++++ Stored rows ++++
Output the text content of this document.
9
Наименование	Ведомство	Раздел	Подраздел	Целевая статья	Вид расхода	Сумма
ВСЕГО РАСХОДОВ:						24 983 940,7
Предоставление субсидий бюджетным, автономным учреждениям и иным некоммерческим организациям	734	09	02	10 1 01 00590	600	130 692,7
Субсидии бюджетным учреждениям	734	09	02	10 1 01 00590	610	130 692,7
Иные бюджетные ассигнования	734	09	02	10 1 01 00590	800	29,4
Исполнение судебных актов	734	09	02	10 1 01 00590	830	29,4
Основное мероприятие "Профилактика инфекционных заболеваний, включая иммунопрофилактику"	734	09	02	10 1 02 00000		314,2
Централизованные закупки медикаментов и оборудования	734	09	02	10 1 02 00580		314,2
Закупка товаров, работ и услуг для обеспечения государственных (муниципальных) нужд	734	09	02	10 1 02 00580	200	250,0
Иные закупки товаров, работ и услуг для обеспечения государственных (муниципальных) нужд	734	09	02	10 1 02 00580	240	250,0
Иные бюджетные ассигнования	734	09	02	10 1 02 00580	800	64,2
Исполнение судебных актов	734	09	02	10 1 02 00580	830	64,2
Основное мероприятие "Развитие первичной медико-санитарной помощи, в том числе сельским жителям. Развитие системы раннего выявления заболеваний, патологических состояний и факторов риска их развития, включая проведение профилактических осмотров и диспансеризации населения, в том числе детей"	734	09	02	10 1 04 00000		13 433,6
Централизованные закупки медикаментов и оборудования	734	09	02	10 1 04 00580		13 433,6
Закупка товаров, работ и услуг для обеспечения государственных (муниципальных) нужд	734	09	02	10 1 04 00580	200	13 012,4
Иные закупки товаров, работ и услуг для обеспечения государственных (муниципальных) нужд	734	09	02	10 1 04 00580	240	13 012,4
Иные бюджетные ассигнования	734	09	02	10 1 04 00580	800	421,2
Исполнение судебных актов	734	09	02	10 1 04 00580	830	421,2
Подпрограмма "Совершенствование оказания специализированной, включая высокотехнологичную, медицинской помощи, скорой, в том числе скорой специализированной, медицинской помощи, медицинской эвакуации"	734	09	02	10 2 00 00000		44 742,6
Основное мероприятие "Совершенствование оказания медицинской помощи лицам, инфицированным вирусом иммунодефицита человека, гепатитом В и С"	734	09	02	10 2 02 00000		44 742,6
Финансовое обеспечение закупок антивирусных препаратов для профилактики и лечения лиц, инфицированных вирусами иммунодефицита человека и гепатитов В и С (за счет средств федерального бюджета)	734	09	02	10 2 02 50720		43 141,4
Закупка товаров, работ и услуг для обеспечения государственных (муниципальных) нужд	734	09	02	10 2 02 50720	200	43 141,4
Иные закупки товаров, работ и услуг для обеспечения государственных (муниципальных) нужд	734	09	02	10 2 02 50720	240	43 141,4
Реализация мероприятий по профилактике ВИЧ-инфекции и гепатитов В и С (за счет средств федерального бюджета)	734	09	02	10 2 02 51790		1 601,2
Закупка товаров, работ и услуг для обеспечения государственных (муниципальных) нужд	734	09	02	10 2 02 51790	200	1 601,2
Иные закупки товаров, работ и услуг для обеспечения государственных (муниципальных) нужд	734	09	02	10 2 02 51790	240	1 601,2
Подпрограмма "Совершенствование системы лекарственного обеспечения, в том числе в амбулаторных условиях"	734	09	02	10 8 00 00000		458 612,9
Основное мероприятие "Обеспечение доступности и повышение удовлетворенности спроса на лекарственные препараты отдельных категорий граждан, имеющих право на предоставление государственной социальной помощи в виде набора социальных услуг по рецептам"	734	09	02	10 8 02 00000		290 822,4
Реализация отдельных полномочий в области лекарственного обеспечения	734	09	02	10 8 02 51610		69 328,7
++++
### Task requirements
Select every line of the records holding the string "судебных".

### Written solution
Исполнение судебных актов	734	09	02	10 1 01 00590	830	29,4
Исполнение судебных актов	734	09	02	10 1 02 00580	830	64,2
Исполнение судебных актов	734	09	02	10 1 04 00580	830	421,2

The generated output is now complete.